**Exercise brief**
List each line of the data that holds the word "name".

####################

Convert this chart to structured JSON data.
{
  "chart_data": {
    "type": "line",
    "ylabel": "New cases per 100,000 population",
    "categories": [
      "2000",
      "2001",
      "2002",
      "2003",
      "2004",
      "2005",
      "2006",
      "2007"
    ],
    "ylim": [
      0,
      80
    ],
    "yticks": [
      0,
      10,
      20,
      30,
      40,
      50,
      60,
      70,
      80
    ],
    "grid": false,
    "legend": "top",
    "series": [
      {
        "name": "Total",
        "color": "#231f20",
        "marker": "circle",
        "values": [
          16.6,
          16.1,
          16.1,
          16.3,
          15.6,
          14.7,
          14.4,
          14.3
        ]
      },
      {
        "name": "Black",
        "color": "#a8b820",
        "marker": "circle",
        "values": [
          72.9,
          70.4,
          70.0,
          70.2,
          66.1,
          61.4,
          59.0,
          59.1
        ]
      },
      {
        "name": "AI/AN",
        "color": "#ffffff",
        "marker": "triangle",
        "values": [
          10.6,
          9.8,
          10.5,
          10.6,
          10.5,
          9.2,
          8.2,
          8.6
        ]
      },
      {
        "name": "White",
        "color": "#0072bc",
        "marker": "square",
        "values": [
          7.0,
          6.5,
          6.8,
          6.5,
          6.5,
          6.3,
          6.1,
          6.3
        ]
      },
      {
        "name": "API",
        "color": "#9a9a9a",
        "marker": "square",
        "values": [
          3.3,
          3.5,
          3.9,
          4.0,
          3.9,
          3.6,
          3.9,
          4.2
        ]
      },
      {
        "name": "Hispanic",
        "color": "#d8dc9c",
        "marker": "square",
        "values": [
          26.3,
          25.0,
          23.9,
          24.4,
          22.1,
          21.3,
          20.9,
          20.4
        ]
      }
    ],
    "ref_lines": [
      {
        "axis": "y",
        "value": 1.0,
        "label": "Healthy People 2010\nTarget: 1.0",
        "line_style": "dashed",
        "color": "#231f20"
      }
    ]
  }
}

####################

**Answer**
        "name": "Total",
        "name": "Black",
        "name": "AI/AN",
        "name": "White",
        "name": "API",
        "name": "Hispanic",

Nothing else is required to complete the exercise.